> **Direction**:
Check every line of the entries below for the word "plug", and copy the ones that have it.

___

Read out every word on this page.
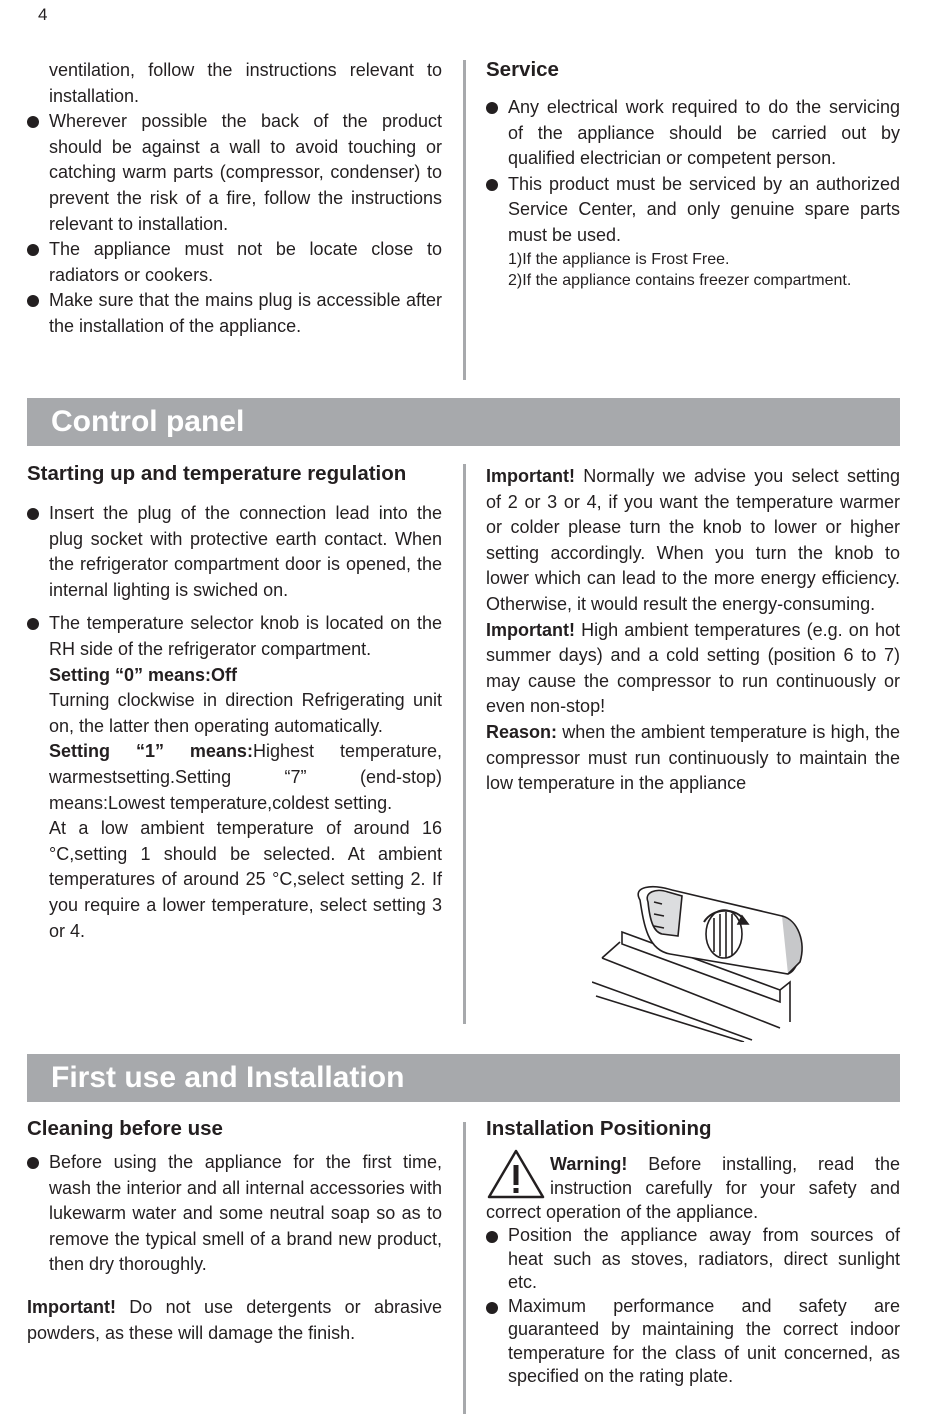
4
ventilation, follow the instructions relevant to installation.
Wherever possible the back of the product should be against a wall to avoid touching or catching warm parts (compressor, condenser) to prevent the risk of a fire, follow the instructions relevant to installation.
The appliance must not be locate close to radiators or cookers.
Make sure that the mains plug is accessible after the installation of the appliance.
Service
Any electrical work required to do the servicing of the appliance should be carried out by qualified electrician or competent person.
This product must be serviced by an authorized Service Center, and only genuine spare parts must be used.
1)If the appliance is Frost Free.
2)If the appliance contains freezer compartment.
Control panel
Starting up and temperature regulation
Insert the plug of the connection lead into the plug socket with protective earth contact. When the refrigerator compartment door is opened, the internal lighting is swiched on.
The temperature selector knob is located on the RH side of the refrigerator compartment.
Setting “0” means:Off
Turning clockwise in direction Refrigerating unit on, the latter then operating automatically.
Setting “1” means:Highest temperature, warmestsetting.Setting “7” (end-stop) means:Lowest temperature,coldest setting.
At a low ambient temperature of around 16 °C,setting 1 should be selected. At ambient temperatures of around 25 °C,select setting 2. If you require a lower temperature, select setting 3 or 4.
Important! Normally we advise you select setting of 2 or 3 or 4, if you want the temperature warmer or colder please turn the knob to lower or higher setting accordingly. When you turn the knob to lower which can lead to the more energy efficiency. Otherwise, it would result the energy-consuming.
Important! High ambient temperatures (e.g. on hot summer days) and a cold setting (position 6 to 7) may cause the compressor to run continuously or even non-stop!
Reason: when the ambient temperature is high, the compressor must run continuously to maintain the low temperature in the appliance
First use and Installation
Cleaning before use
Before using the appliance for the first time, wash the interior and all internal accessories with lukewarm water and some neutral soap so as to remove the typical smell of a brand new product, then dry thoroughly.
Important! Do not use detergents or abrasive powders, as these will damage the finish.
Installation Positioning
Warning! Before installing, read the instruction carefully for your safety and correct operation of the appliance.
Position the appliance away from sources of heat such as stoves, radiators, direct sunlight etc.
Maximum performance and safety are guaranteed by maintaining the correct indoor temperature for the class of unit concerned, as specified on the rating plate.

___

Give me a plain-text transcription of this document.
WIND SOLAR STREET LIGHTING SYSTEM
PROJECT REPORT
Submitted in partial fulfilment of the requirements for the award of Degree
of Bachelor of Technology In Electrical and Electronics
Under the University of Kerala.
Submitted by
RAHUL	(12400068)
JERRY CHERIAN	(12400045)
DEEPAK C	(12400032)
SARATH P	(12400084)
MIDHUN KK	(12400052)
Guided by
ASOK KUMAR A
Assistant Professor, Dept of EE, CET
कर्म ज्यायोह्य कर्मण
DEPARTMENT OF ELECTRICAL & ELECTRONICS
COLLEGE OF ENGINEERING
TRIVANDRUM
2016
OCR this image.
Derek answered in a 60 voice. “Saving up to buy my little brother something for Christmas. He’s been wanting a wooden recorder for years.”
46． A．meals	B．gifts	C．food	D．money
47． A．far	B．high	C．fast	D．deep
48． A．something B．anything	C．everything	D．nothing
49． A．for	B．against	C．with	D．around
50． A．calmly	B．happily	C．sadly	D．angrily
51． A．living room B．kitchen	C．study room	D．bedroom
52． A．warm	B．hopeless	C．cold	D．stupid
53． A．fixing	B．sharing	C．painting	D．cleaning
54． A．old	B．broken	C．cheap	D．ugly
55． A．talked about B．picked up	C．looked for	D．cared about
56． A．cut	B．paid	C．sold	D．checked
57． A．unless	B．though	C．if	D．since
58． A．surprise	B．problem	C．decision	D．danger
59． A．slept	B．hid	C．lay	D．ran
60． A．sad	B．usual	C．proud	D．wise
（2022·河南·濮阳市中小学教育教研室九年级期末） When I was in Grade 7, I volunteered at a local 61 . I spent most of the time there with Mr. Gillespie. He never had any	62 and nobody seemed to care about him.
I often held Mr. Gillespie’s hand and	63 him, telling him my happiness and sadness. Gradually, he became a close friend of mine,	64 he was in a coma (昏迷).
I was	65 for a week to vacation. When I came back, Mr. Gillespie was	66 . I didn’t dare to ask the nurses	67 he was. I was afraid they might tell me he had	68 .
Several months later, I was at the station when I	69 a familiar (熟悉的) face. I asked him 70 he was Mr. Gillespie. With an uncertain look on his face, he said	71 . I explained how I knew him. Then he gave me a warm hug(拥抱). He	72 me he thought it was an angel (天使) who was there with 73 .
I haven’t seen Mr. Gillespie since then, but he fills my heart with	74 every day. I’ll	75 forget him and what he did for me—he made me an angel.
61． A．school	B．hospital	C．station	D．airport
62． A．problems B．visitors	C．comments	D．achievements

___

> **Response to this task**:
Make sure that the mains plug is accessible after the installation of the appliance.
Insert the plug of the connection lead into the plug socket with protective earth contact. When the refrigerator compartment door is opened, the internal lighting is swiched on.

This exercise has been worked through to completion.